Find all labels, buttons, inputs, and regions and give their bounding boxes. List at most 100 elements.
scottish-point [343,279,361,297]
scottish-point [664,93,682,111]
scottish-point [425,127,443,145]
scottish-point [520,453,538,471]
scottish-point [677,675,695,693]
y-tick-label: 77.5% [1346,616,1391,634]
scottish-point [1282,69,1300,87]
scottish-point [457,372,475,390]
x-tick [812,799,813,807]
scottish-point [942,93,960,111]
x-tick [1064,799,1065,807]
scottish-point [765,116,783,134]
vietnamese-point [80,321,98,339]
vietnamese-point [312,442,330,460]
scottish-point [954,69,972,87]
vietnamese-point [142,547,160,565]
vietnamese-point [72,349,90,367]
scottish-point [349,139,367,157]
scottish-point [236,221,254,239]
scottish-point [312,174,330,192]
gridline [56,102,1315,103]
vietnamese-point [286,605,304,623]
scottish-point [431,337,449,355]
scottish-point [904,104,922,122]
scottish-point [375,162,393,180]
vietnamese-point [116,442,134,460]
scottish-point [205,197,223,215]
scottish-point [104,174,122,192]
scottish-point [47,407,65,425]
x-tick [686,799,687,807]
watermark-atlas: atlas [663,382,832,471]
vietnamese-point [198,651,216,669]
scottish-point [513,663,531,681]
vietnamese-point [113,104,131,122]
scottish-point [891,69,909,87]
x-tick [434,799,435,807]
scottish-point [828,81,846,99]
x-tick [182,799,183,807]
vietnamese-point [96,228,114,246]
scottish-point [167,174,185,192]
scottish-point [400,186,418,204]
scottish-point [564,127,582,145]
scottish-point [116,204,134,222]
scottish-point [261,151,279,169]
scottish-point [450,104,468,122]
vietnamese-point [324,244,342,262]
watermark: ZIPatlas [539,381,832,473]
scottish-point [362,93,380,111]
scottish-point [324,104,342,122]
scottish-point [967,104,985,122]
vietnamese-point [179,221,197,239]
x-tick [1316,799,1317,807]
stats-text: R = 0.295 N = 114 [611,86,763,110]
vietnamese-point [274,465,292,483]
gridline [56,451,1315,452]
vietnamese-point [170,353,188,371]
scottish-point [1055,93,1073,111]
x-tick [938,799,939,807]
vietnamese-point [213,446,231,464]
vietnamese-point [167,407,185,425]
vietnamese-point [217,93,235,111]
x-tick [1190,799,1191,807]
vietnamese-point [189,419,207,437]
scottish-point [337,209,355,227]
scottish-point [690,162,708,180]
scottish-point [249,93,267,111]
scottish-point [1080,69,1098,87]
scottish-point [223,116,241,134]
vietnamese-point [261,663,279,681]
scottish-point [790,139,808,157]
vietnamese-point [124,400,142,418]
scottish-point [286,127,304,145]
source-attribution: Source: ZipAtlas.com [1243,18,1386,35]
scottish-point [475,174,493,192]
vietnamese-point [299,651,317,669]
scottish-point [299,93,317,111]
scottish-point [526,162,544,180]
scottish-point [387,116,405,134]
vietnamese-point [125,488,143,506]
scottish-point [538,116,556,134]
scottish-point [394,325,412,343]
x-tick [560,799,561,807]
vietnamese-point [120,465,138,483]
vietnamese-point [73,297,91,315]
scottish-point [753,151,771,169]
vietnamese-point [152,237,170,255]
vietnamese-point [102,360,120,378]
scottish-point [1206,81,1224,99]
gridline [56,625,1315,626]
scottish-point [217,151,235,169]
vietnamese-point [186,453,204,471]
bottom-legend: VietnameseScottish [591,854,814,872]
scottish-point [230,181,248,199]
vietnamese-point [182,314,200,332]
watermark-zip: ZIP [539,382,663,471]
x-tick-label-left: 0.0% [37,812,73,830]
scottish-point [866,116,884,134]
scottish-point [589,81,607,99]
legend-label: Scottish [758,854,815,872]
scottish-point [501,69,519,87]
----
● REQUEST
Return the lines unchanged, beginning with the first line and stopping after the line that contains "vietnamese-point [167,407,185,425]".

● WRITTEN SOLUTION
Find all labels, buttons, inputs, and regions and give their bounding boxes. List at most 100 elements.
scottish-point [343,279,361,297]
scottish-point [664,93,682,111]
scottish-point [425,127,443,145]
scottish-point [520,453,538,471]
scottish-point [677,675,695,693]
y-tick-label: 77.5% [1346,616,1391,634]
scottish-point [1282,69,1300,87]
scottish-point [457,372,475,390]
x-tick [812,799,813,807]
scottish-point [942,93,960,111]
x-tick [1064,799,1065,807]
scottish-point [765,116,783,134]
vietnamese-point [80,321,98,339]
vietnamese-point [312,442,330,460]
scottish-point [954,69,972,87]
vietnamese-point [142,547,160,565]
vietnamese-point [72,349,90,367]
scottish-point [349,139,367,157]
scottish-point [236,221,254,239]
scottish-point [312,174,330,192]
gridline [56,102,1315,103]
vietnamese-point [286,605,304,623]
scottish-point [431,337,449,355]
scottish-point [904,104,922,122]
scottish-point [375,162,393,180]
vietnamese-point [116,442,134,460]
scottish-point [205,197,223,215]
scottish-point [104,174,122,192]
scottish-point [47,407,65,425]
x-tick [686,799,687,807]
watermark-atlas: atlas [663,382,832,471]
vietnamese-point [198,651,216,669]
scottish-point [513,663,531,681]
vietnamese-point [113,104,131,122]
scottish-point [891,69,909,87]
x-tick [434,799,435,807]
scottish-point [828,81,846,99]
x-tick [182,799,183,807]
vietnamese-point [96,228,114,246]
scottish-point [167,174,185,192]
scottish-point [400,186,418,204]
scottish-point [564,127,582,145]
scottish-point [116,204,134,222]
scottish-point [261,151,279,169]
scottish-point [450,104,468,122]
vietnamese-point [324,244,342,262]
watermark: ZIPatlas [539,381,832,473]
scottish-point [362,93,380,111]
scottish-point [324,104,342,122]
scottish-point [967,104,985,122]
vietnamese-point [179,221,197,239]
x-tick [1316,799,1317,807]
stats-text: R = 0.295 N = 114 [611,86,763,110]
vietnamese-point [274,465,292,483]
gridline [56,451,1315,452]
vietnamese-point [170,353,188,371]
scottish-point [1055,93,1073,111]
x-tick [938,799,939,807]
vietnamese-point [213,446,231,464]
vietnamese-point [167,407,185,425]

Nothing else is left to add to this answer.